WHAT THE EXERCISE ASKS: Find the string "Latino" in the data, then copy every line where it is found.

(Saved entries)
——

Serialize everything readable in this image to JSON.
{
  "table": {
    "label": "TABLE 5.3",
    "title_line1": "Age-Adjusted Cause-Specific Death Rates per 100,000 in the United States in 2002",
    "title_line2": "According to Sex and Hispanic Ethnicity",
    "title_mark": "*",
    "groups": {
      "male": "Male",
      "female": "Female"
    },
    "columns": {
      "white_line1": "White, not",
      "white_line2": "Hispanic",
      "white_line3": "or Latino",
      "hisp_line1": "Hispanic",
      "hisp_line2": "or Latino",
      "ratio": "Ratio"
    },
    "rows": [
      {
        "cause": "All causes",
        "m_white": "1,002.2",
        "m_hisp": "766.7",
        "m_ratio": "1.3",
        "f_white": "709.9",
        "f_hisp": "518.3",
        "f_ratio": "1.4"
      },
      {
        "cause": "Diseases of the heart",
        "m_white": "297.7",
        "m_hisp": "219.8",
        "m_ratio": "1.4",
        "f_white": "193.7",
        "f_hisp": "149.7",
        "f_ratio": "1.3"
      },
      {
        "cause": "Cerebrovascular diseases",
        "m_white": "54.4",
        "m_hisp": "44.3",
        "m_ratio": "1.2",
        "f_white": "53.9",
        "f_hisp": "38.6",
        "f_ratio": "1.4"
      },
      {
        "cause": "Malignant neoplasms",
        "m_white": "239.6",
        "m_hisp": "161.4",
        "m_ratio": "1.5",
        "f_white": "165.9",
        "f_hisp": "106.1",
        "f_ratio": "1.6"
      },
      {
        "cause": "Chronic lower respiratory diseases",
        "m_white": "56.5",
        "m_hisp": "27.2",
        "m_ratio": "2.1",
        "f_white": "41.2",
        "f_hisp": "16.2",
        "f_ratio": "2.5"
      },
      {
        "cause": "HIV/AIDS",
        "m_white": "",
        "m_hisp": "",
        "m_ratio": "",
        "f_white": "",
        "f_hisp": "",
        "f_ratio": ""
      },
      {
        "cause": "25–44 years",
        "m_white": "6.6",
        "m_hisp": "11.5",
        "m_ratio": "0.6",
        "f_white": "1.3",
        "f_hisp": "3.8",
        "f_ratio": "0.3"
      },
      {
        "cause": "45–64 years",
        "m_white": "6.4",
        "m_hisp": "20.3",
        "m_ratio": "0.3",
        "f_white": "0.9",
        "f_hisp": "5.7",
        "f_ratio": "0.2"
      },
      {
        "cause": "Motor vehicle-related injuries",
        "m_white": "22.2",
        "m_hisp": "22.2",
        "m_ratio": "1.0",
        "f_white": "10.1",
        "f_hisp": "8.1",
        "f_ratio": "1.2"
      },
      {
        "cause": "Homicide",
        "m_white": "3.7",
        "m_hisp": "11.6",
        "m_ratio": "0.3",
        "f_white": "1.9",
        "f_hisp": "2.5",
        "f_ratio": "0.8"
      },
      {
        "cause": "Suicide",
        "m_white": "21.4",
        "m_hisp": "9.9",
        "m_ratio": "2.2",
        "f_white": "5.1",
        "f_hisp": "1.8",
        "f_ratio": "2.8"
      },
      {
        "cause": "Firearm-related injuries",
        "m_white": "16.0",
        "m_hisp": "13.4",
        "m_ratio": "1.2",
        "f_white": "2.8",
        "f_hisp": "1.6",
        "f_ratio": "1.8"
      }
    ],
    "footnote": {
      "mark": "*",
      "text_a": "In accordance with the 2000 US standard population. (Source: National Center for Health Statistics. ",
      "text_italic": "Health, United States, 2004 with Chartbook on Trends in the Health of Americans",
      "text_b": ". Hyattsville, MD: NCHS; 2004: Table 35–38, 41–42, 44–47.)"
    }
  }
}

——

TASK RESULT:
      "white_line3": "or Latino",
      "hisp_line2": "or Latino",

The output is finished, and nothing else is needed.